• [Exercise directions]
Word for word, retype every entry in the listing.

-- START Data to process --

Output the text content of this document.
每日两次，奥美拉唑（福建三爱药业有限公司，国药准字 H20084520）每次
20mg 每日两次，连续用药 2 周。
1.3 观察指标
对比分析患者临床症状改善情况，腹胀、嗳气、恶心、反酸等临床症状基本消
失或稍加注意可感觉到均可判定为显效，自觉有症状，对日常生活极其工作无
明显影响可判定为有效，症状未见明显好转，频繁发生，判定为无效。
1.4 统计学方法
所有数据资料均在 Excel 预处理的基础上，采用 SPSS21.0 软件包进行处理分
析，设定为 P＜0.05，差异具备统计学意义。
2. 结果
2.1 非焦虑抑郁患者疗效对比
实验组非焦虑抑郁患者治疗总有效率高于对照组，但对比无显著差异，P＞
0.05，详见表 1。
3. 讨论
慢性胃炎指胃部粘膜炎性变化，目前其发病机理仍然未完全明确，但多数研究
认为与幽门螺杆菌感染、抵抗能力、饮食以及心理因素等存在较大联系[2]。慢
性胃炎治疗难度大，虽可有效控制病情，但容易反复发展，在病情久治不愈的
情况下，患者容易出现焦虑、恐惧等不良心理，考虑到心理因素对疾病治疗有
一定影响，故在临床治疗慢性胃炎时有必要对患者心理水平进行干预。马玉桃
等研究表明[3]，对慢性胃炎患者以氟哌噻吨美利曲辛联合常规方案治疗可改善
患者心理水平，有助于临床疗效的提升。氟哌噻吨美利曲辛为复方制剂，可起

-- END Data to process --

• [Task response]
Output the text content of this document.
每日两次，奥美拉唑（福建三爱药业有限公司，国药准字 H20084520）每次
20mg 每日两次，连续用药 2 周。
1.3 观察指标
对比分析患者临床症状改善情况，腹胀、嗳气、恶心、反酸等临床症状基本消
失或稍加注意可感觉到均可判定为显效，自觉有症状，对日常生活极其工作无
明显影响可判定为有效，症状未见明显好转，频繁发生，判定为无效。
1.4 统计学方法
所有数据资料均在 Excel 预处理的基础上，采用 SPSS21.0 软件包进行处理分
析，设定为 P＜0.05，差异具备统计学意义。
2. 结果
2.1 非焦虑抑郁患者疗效对比
实验组非焦虑抑郁患者治疗总有效率高于对照组，但对比无显著差异，P＞
0.05，详见表 1。
3. 讨论
慢性胃炎指胃部粘膜炎性变化，目前其发病机理仍然未完全明确，但多数研究
认为与幽门螺杆菌感染、抵抗能力、饮食以及心理因素等存在较大联系[2]。慢
性胃炎治疗难度大，虽可有效控制病情，但容易反复发展，在病情久治不愈的
情况下，患者容易出现焦虑、恐惧等不良心理，考虑到心理因素对疾病治疗有
一定影响，故在临床治疗慢性胃炎时有必要对患者心理水平进行干预。马玉桃
等研究表明[3]，对慢性胃炎患者以氟哌噻吨美利曲辛联合常规方案治疗可改善
患者心理水平，有助于临床疗效的提升。氟哌噻吨美利曲辛为复方制剂，可起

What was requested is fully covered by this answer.